──────── INFORMATION PROVIDED
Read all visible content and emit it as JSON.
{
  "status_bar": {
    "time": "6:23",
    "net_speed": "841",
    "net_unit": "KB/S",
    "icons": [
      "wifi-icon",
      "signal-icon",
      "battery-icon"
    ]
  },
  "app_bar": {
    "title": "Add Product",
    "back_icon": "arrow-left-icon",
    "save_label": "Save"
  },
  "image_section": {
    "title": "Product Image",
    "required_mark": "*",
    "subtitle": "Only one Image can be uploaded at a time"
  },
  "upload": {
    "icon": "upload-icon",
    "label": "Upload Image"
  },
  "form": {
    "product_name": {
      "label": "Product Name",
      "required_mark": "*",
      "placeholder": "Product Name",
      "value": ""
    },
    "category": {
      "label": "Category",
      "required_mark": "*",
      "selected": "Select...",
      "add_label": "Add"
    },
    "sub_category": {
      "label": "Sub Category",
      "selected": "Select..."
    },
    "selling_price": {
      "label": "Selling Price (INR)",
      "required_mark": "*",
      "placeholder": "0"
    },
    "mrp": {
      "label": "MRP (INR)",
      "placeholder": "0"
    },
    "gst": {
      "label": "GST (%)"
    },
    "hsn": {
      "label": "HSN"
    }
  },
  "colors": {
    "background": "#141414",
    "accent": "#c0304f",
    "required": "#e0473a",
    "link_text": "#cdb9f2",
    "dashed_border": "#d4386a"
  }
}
────────────────
WHAT YOU NEED TO DO ▸ Restate the listing above word for word.

SOLUTION TO THE PROBLEM ▸
Read all visible content and emit it as JSON.
{
  "status_bar": {
    "time": "6:23",
    "net_speed": "841",
    "net_unit": "KB/S",
    "icons": [
      "wifi-icon",
      "signal-icon",
      "battery-icon"
    ]
  },
  "app_bar": {
    "title": "Add Product",
    "back_icon": "arrow-left-icon",
    "save_label": "Save"
  },
  "image_section": {
    "title": "Product Image",
    "required_mark": "*",
    "subtitle": "Only one Image can be uploaded at a time"
  },
  "upload": {
    "icon": "upload-icon",
    "label": "Upload Image"
  },
  "form": {
    "product_name": {
      "label": "Product Name",
      "required_mark": "*",
      "placeholder": "Product Name",
      "value": ""
    },
    "category": {
      "label": "Category",
      "required_mark": "*",
      "selected": "Select...",
      "add_label": "Add"
    },
    "sub_category": {
      "label": "Sub Category",
      "selected": "Select..."
    },
    "selling_price": {
      "label": "Selling Price (INR)",
      "required_mark": "*",
      "placeholder": "0"
    },
    "mrp": {
      "label": "MRP (INR)",
      "placeholder": "0"
    },
    "gst": {
      "label": "GST (%)"
    },
    "hsn": {
      "label": "HSN"
    }
  },
  "colors": {
    "background": "#141414",
    "accent": "#c0304f",
    "required": "#e0473a",
    "link_text": "#cdb9f2",
    "dashed_border": "#d4386a"
  }
}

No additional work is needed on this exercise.